Aim — Transcribe all the entries word for word, but omit the images.

Data supplied —
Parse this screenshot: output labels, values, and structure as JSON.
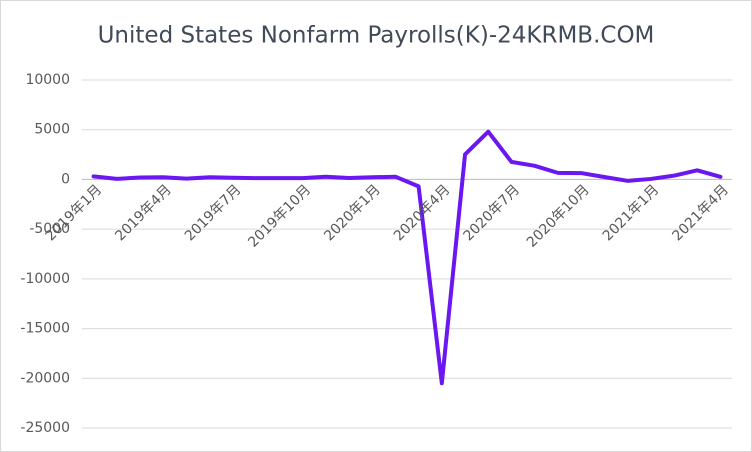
{
  "chart_data": {
    "type": "line",
    "title": "United States Nonfarm Payrolls(K)-24KRMB.COM",
    "categories": [
      "2019年1月",
      null,
      null,
      "2019年4月",
      null,
      null,
      "2019年7月",
      null,
      null,
      "2019年10月",
      null,
      null,
      "2020年1月",
      null,
      null,
      "2020年4月",
      null,
      null,
      "2020年7月",
      null,
      null,
      "2020年10月",
      null,
      null,
      "2021年1月",
      null,
      null,
      "2021年4月"
    ],
    "series": [
      {
        "name": "Nonfarm Payrolls",
        "color": "#6a17f2",
        "values": [
          312,
          56,
          196,
          224,
          75,
          224,
          164,
          130,
          136,
          128,
          266,
          145,
          214,
          273,
          -701,
          -20500,
          2509,
          4800,
          1763,
          1371,
          661,
          638,
          245,
          -140,
          49,
          379,
          916,
          266
        ]
      }
    ],
    "ylim": [
      -25000,
      10000
    ],
    "yticks": [
      -25000,
      -20000,
      -15000,
      -10000,
      -5000,
      0,
      5000,
      10000
    ],
    "grid": true
  }
}
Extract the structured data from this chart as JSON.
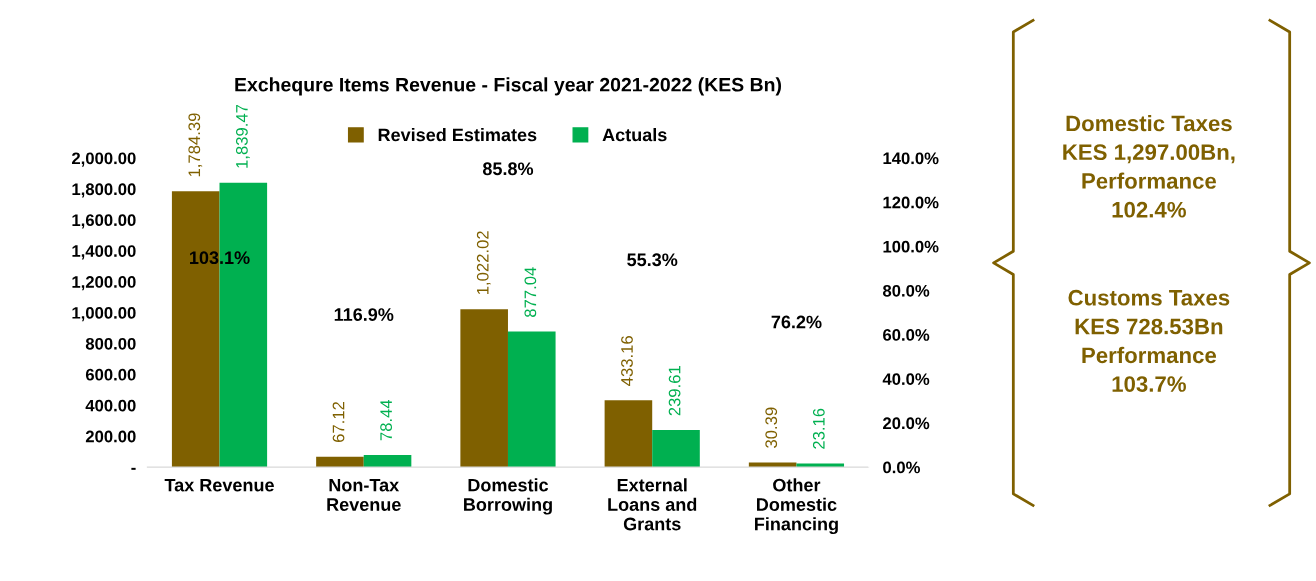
{
  "chart_data": {
    "type": "bar",
    "title": "Exchequre Items Revenue - Fiscal year 2021-2022 (KES Bn)",
    "categories": [
      "Tax Revenue",
      "Non-Tax\nRevenue",
      "Domestic\nBorrowing",
      "External\nLoans and\nGrants",
      "Other\nDomestic\nFinancing"
    ],
    "series": [
      {
        "name": "Revised Estimates",
        "color": "#7f6000",
        "values": [
          1784.39,
          67.12,
          1022.02,
          433.16,
          30.39
        ],
        "value_labels": [
          "1,784.39",
          "67.12",
          "1,022.02",
          "433.16",
          "30.39"
        ]
      },
      {
        "name": "Actuals",
        "color": "#00b050",
        "values": [
          1839.47,
          78.44,
          877.04,
          239.61,
          23.16
        ],
        "value_labels": [
          "1,839.47",
          "78.44",
          "877.04",
          "239.61",
          "23.16"
        ]
      }
    ],
    "ylim": [
      0,
      2000
    ],
    "yticks": [
      {
        "value": 0,
        "label": "-"
      },
      {
        "value": 200,
        "label": "200.00"
      },
      {
        "value": 400,
        "label": "400.00"
      },
      {
        "value": 600,
        "label": "600.00"
      },
      {
        "value": 800,
        "label": "800.00"
      },
      {
        "value": 1000,
        "label": "1,000.00"
      },
      {
        "value": 1200,
        "label": "1,200.00"
      },
      {
        "value": 1400,
        "label": "1,400.00"
      },
      {
        "value": 1600,
        "label": "1,600.00"
      },
      {
        "value": 1800,
        "label": "1,800.00"
      },
      {
        "value": 2000,
        "label": "2,000.00"
      }
    ],
    "y2lim": [
      0,
      140
    ],
    "y2ticks": [
      {
        "value": 0,
        "label": "0.0%"
      },
      {
        "value": 20,
        "label": "20.0%"
      },
      {
        "value": 40,
        "label": "40.0%"
      },
      {
        "value": 60,
        "label": "60.0%"
      },
      {
        "value": 80,
        "label": "80.0%"
      },
      {
        "value": 100,
        "label": "100.0%"
      },
      {
        "value": 120,
        "label": "120.0%"
      },
      {
        "value": 140,
        "label": "140.0%"
      }
    ],
    "annotations": [
      "103.1%",
      "116.9%",
      "85.8%",
      "55.3%",
      "76.2%",
      "Domestic Taxes\nKES 1,297.00Bn,\nPerformance\n102.4%",
      "Customs Taxes\nKES 728.53Bn\nPerformance\n103.7%"
    ],
    "legend": "top",
    "grid": false
  }
}
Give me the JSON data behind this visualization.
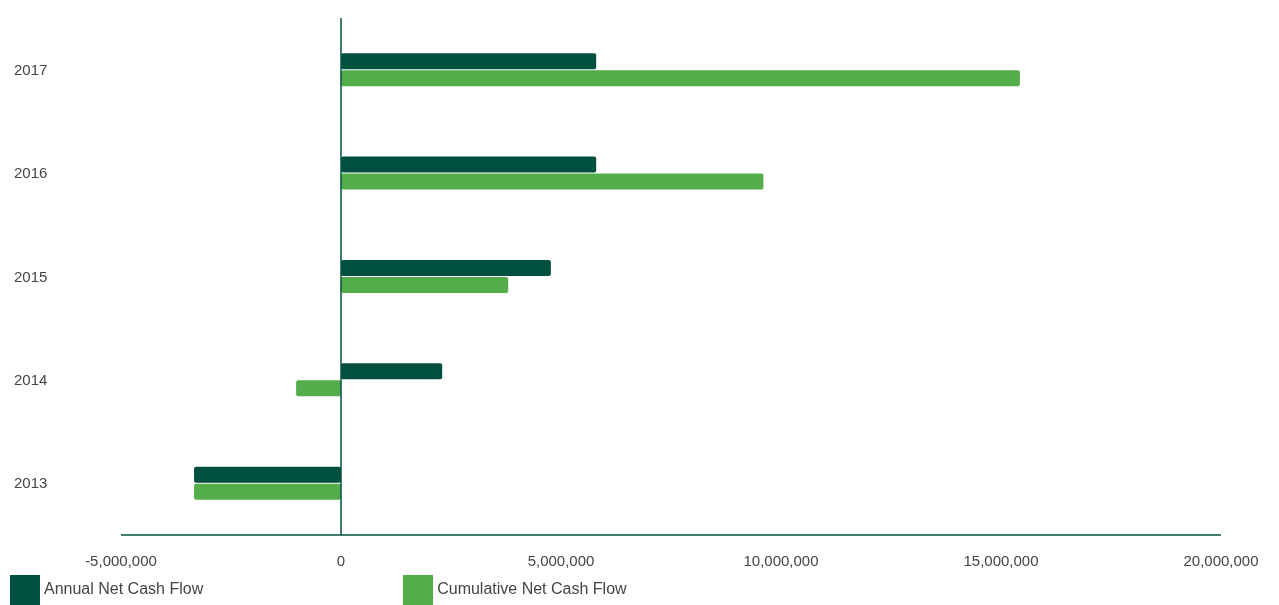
{
  "chart_data": {
    "type": "bar",
    "orientation": "horizontal",
    "categories": [
      "2017",
      "2016",
      "2015",
      "2014",
      "2013"
    ],
    "series": [
      {
        "name": "Annual Net Cash Flow",
        "color": "#00503f",
        "values": [
          5800000,
          5800000,
          4770000,
          2300000,
          -3340000
        ]
      },
      {
        "name": "Cumulative Net Cash Flow",
        "color": "#52ad4a",
        "values": [
          15430000,
          9600000,
          3800000,
          -1020000,
          -3340000
        ]
      }
    ],
    "xlim": [
      -5000000,
      20000000
    ],
    "xticks": [
      {
        "value": -5000000,
        "label": "-5,000,000"
      },
      {
        "value": 0,
        "label": "0"
      },
      {
        "value": 5000000,
        "label": "5,000,000"
      },
      {
        "value": 10000000,
        "label": "10,000,000"
      },
      {
        "value": 15000000,
        "label": "15,000,000"
      },
      {
        "value": 20000000,
        "label": "20,000,000"
      }
    ],
    "grid": false,
    "legend": "bottom left"
  }
}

Exercise answer —
Parse this screenshot: output labels, values, and structure as JSON.
{
  "chart_data": {
    "type": "line",
    "title": "United States Nonfarm Payrolls(K)-24KRMB.COM",
    "categories": [
      "2019年1月",
      null,
      null,
      "2019年4月",
      null,
      null,
      "2019年7月",
      null,
      null,
      "2019年10月",
      null,
      null,
      "2020年1月",
      null,
      null,
      "2020年4月",
      null,
      null,
      "2020年7月",
      null,
      null,
      "2020年10月",
      null,
      null,
      "2021年1月",
      null,
      null,
      "2021年4月"
    ],
    "series": [
      {
        "name": "Nonfarm Payrolls",
        "color": "#6a17f2",
        "values": [
          312,
          56,
          196,
          224,
          75,
          224,
          164,
          130,
          136,
          128,
          266,
          145,
          214,
          273,
          -701,
          -20500,
          2509,
          4800,
          1763,
          1371,
          661,
          638,
          245,
          -140,
          49,
          379,
          916,
          266
        ]
      }
    ],
    "ylim": [
      -25000,
      10000
    ],
    "yticks": [
      -25000,
      -20000,
      -15000,
      -10000,
      -5000,
      0,
      5000,
      10000
    ],
    "grid": true
  }
}
Extract the structured data from this chart as JSON.
{
  "chart_data": {
    "type": "bar",
    "title": "Exchequre Items Revenue - Fiscal year 2021-2022 (KES Bn)",
    "categories": [
      "Tax Revenue",
      "Non-Tax\nRevenue",
      "Domestic\nBorrowing",
      "External\nLoans and\nGrants",
      "Other\nDomestic\nFinancing"
    ],
    "series": [
      {
        "name": "Revised Estimates",
        "color": "#7f6000",
        "values": [
          1784.39,
          67.12,
          1022.02,
          433.16,
          30.39
        ],
        "value_labels": [
          "1,784.39",
          "67.12",
          "1,022.02",
          "433.16",
          "30.39"
        ]
      },
      {
        "name": "Actuals",
        "color": "#00b050",
        "values": [
          1839.47,
          78.44,
          877.04,
          239.61,
          23.16
        ],
        "value_labels": [
          "1,839.47",
          "78.44",
          "877.04",
          "239.61",
          "23.16"
        ]
      }
    ],
    "ylim": [
      0,
      2000
    ],
    "yticks": [
      {
        "value": 0,
        "label": "-"
      },
      {
        "value": 200,
        "label": "200.00"
      },
      {
        "value": 400,
        "label": "400.00"
      },
      {
        "value": 600,
        "label": "600.00"
      },
      {
        "value": 800,
        "label": "800.00"
      },
      {
        "value": 1000,
        "label": "1,000.00"
      },
      {
        "value": 1200,
        "label": "1,200.00"
      },
      {
        "value": 1400,
        "label": "1,400.00"
      },
      {
        "value": 1600,
        "label": "1,600.00"
      },
      {
        "value": 1800,
        "label": "1,800.00"
      },
      {
        "value": 2000,
        "label": "2,000.00"
      }
    ],
    "y2lim": [
      0,
      140
    ],
    "y2ticks": [
      {
        "value": 0,
        "label": "0.0%"
      },
      {
        "value": 20,
        "label": "20.0%"
      },
      {
        "value": 40,
        "label": "40.0%"
      },
      {
        "value": 60,
        "label": "60.0%"
      },
      {
        "value": 80,
        "label": "80.0%"
      },
      {
        "value": 100,
        "label": "100.0%"
      },
      {
        "value": 120,
        "label": "120.0%"
      },
      {
        "value": 140,
        "label": "140.0%"
      }
    ],
    "annotations": [
      "103.1%",
      "116.9%",
      "85.8%",
      "55.3%",
      "76.2%",
      "Domestic Taxes\nKES 1,297.00Bn,\nPerformance\n102.4%",
      "Customs Taxes\nKES 728.53Bn\nPerformance\n103.7%"
    ],
    "legend": "top",
    "grid": false
  }
}
Give me the JSON data behind this visualization.
{
  "chart_data": {
    "type": "bar",
    "orientation": "horizontal",
    "categories": [
      "2017",
      "2016",
      "2015",
      "2014",
      "2013"
    ],
    "series": [
      {
        "name": "Annual Net Cash Flow",
        "color": "#00503f",
        "values": [
          5800000,
          5800000,
          4770000,
          2300000,
          -3340000
        ]
      },
      {
        "name": "Cumulative Net Cash Flow",
        "color": "#52ad4a",
        "values": [
          15430000,
          9600000,
          3800000,
          -1020000,
          -3340000
        ]
      }
    ],
    "xlim": [
      -5000000,
      20000000
    ],
    "xticks": [
      {
        "value": -5000000,
        "label": "-5,000,000"
      },
      {
        "value": 0,
        "label": "0"
      },
      {
        "value": 5000000,
        "label": "5,000,000"
      },
      {
        "value": 10000000,
        "label": "10,000,000"
      },
      {
        "value": 15000000,
        "label": "15,000,000"
      },
      {
        "value": 20000000,
        "label": "20,000,000"
      }
    ],
    "grid": false,
    "legend": "bottom left"
  }
}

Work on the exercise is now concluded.